TO BE DONE » Can you quote the records below in full, word for word?

RECORDS FOR THE TASK »
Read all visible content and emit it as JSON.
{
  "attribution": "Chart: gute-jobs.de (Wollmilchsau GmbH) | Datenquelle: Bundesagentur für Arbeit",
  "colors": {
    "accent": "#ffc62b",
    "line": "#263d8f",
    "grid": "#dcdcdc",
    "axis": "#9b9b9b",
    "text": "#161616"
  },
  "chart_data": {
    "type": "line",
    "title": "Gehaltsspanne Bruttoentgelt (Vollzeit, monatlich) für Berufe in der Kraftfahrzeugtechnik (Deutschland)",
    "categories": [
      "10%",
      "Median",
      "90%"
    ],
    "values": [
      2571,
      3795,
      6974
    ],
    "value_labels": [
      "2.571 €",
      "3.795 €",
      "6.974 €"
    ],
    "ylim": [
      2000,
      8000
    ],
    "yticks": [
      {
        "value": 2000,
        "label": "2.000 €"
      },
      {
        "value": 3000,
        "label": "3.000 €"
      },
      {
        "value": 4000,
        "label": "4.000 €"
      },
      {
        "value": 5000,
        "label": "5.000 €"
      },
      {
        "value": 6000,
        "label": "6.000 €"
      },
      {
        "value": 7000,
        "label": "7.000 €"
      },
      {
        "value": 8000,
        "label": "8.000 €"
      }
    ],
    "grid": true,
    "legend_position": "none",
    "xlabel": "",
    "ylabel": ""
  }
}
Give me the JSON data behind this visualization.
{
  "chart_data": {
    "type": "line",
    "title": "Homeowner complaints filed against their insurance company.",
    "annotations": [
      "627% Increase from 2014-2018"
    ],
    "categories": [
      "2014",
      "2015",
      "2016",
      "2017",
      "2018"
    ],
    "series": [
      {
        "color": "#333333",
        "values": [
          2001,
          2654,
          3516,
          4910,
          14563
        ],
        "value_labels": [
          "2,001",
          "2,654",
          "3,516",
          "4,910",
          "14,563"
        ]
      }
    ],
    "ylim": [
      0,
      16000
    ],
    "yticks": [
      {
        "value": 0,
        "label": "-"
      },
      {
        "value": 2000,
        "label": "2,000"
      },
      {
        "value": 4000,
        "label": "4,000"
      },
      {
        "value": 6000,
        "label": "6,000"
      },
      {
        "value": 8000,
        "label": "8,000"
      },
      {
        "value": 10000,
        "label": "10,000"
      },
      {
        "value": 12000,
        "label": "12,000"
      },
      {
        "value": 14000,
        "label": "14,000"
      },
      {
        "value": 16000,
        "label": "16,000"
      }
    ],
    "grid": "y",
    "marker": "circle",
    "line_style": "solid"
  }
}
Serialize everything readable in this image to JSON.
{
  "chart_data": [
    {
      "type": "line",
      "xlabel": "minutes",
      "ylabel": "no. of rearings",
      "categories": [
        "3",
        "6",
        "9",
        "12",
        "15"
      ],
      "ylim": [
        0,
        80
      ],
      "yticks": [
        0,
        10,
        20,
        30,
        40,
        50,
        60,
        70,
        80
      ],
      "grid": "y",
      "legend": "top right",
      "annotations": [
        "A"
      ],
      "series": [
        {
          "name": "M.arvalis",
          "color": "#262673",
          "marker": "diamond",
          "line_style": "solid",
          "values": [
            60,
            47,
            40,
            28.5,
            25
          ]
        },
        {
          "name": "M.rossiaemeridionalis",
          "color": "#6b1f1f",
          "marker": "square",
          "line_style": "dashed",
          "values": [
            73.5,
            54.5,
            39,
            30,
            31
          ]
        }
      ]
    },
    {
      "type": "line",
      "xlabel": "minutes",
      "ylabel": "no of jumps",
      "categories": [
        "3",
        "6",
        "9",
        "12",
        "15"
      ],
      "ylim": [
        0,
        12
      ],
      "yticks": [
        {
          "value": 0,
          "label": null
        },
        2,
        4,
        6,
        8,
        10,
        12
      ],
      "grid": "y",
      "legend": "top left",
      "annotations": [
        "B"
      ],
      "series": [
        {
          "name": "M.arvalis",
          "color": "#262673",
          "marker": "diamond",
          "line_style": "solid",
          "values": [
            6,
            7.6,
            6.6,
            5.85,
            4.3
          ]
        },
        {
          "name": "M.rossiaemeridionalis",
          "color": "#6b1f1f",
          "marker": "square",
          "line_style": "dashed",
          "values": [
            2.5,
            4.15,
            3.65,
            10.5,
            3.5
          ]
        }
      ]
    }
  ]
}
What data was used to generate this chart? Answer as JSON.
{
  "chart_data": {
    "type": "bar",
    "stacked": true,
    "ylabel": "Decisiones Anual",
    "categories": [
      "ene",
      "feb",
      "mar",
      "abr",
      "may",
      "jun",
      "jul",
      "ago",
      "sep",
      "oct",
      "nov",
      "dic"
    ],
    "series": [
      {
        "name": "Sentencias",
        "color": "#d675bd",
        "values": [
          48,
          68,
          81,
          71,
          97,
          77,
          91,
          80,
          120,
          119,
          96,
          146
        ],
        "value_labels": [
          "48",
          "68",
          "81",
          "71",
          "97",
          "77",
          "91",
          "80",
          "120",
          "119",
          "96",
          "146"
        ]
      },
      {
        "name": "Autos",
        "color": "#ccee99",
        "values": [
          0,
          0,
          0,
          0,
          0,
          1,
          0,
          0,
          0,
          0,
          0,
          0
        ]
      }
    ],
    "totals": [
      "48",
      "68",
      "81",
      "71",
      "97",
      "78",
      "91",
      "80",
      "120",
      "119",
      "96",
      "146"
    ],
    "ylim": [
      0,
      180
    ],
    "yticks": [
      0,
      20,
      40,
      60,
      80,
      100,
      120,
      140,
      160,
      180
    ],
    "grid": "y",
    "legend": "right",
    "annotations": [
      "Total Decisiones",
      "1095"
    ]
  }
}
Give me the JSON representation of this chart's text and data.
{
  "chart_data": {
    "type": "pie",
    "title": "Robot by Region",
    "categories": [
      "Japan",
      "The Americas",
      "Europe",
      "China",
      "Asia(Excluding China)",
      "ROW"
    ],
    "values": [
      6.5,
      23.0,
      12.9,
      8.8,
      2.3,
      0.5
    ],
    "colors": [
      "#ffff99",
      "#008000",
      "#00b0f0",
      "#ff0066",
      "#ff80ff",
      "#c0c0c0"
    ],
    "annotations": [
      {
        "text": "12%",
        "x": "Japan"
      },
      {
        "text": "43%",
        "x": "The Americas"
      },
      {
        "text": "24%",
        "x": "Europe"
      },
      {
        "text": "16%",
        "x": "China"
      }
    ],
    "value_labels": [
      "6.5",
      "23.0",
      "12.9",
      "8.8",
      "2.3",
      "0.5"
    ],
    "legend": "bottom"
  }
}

RESULT FOR THIS EXERCISE »
Read all visible content and emit it as JSON.
{
  "attribution": "Chart: gute-jobs.de (Wollmilchsau GmbH) | Datenquelle: Bundesagentur für Arbeit",
  "colors": {
    "accent": "#ffc62b",
    "line": "#263d8f",
    "grid": "#dcdcdc",
    "axis": "#9b9b9b",
    "text": "#161616"
  },
  "chart_data": {
    "type": "line",
    "title": "Gehaltsspanne Bruttoentgelt (Vollzeit, monatlich) für Berufe in der Kraftfahrzeugtechnik (Deutschland)",
    "categories": [
      "10%",
      "Median",
      "90%"
    ],
    "values": [
      2571,
      3795,
      6974
    ],
    "value_labels": [
      "2.571 €",
      "3.795 €",
      "6.974 €"
    ],
    "ylim": [
      2000,
      8000
    ],
    "yticks": [
      {
        "value": 2000,
        "label": "2.000 €"
      },
      {
        "value": 3000,
        "label": "3.000 €"
      },
      {
        "value": 4000,
        "label": "4.000 €"
      },
      {
        "value": 5000,
        "label": "5.000 €"
      },
      {
        "value": 6000,
        "label": "6.000 €"
      },
      {
        "value": 7000,
        "label": "7.000 €"
      },
      {
        "value": 8000,
        "label": "8.000 €"
      }
    ],
    "grid": true,
    "legend_position": "none",
    "xlabel": "",
    "ylabel": ""
  }
}
Give me the JSON data behind this visualization.
{
  "chart_data": {
    "type": "line",
    "title": "Homeowner complaints filed against their insurance company.",
    "annotations": [
      "627% Increase from 2014-2018"
    ],
    "categories": [
      "2014",
      "2015",
      "2016",
      "2017",
      "2018"
    ],
    "series": [
      {
        "color": "#333333",
        "values": [
          2001,
          2654,
          3516,
          4910,
          14563
        ],
        "value_labels": [
          "2,001",
          "2,654",
          "3,516",
          "4,910",
          "14,563"
        ]
      }
    ],
    "ylim": [
      0,
      16000
    ],
    "yticks": [
      {
        "value": 0,
        "label": "-"
      },
      {
        "value": 2000,
        "label": "2,000"
      },
      {
        "value": 4000,
        "label": "4,000"
      },
      {
        "value": 6000,
        "label": "6,000"
      },
      {
        "value": 8000,
        "label": "8,000"
      },
      {
        "value": 10000,
        "label": "10,000"
      },
      {
        "value": 12000,
        "label": "12,000"
      },
      {
        "value": 14000,
        "label": "14,000"
      },
      {
        "value": 16000,
        "label": "16,000"
      }
    ],
    "grid": "y",
    "marker": "circle",
    "line_style": "solid"
  }
}
Serialize everything readable in this image to JSON.
{
  "chart_data": [
    {
      "type": "line",
      "xlabel": "minutes",
      "ylabel": "no. of rearings",
      "categories": [
        "3",
        "6",
        "9",
        "12",
        "15"
      ],
      "ylim": [
        0,
        80
      ],
      "yticks": [
        0,
        10,
        20,
        30,
        40,
        50,
        60,
        70,
        80
      ],
      "grid": "y",
      "legend": "top right",
      "annotations": [
        "A"
      ],
      "series": [
        {
          "name": "M.arvalis",
          "color": "#262673",
          "marker": "diamond",
          "line_style": "solid",
          "values": [
            60,
            47,
            40,
            28.5,
            25
          ]
        },
        {
          "name": "M.rossiaemeridionalis",
          "color": "#6b1f1f",
          "marker": "square",
          "line_style": "dashed",
          "values": [
            73.5,
            54.5,
            39,
            30,
            31
          ]
        }
      ]
    },
    {
      "type": "line",
      "xlabel": "minutes",
      "ylabel": "no of jumps",
      "categories": [
        "3",
        "6",
        "9",
        "12",
        "15"
      ],
      "ylim": [
        0,
        12
      ],
      "yticks": [
        {
          "value": 0,
          "label": null
        },
        2,
        4,
        6,
        8,
        10,
        12
      ],
      "grid": "y",
      "legend": "top left",
      "annotations": [
        "B"
      ],
      "series": [
        {
          "name": "M.arvalis",
          "color": "#262673",
          "marker": "diamond",
          "line_style": "solid",
          "values": [
            6,
            7.6,
            6.6,
            5.85,
            4.3
          ]
        },
        {
          "name": "M.rossiaemeridionalis",
          "color": "#6b1f1f",
          "marker": "square",
          "line_style": "dashed",
          "values": [
            2.5,
            4.15,
            3.65,
            10.5,
            3.5
          ]
        }
      ]
    }
  ]
}
What data was used to generate this chart? Answer as JSON.
{
  "chart_data": {
    "type": "bar",
    "stacked": true,
    "ylabel": "Decisiones Anual",
    "categories": [
      "ene",
      "feb",
      "mar",
      "abr",
      "may",
      "jun",
      "jul",
      "ago",
      "sep",
      "oct",
      "nov",
      "dic"
    ],
    "series": [
      {
        "name": "Sentencias",
        "color": "#d675bd",
        "values": [
          48,
          68,
          81,
          71,
          97,
          77,
          91,
          80,
          120,
          119,
          96,
          146
        ],
        "value_labels": [
          "48",
          "68",
          "81",
          "71",
          "97",
          "77",
          "91",
          "80",
          "120",
          "119",
          "96",
          "146"
        ]
      },
      {
        "name": "Autos",
        "color": "#ccee99",
        "values": [
          0,
          0,
          0,
          0,
          0,
          1,
          0,
          0,
          0,
          0,
          0,
          0
        ]
      }
    ],
    "totals": [
      "48",
      "68",
      "81",
      "71",
      "97",
      "78",
      "91",
      "80",
      "120",
      "119",
      "96",
      "146"
    ],
    "ylim": [
      0,
      180
    ],
    "yticks": [
      0,
      20,
      40,
      60,
      80,
      100,
      120,
      140,
      160,
      180
    ],
    "grid": "y",
    "legend": "right",
    "annotations": [
      "Total Decisiones",
      "1095"
    ]
  }
}
Give me the JSON representation of this chart's text and data.
{
  "chart_data": {
    "type": "pie",
    "title": "Robot by Region",
    "categories": [
      "Japan",
      "The Americas",
      "Europe",
      "China",
      "Asia(Excluding China)",
      "ROW"
    ],
    "values": [
      6.5,
      23.0,
      12.9,
      8.8,
      2.3,
      0.5
    ],
    "colors": [
      "#ffff99",
      "#008000",
      "#00b0f0",
      "#ff0066",
      "#ff80ff",
      "#c0c0c0"
    ],
    "annotations": [
      {
        "text": "12%",
        "x": "Japan"
      },
      {
        "text": "43%",
        "x": "The Americas"
      },
      {
        "text": "24%",
        "x": "Europe"
      },
      {
        "text": "16%",
        "x": "China"
      }
    ],
    "value_labels": [
      "6.5",
      "23.0",
      "12.9",
      "8.8",
      "2.3",
      "0.5"
    ],
    "legend": "bottom"
  }
}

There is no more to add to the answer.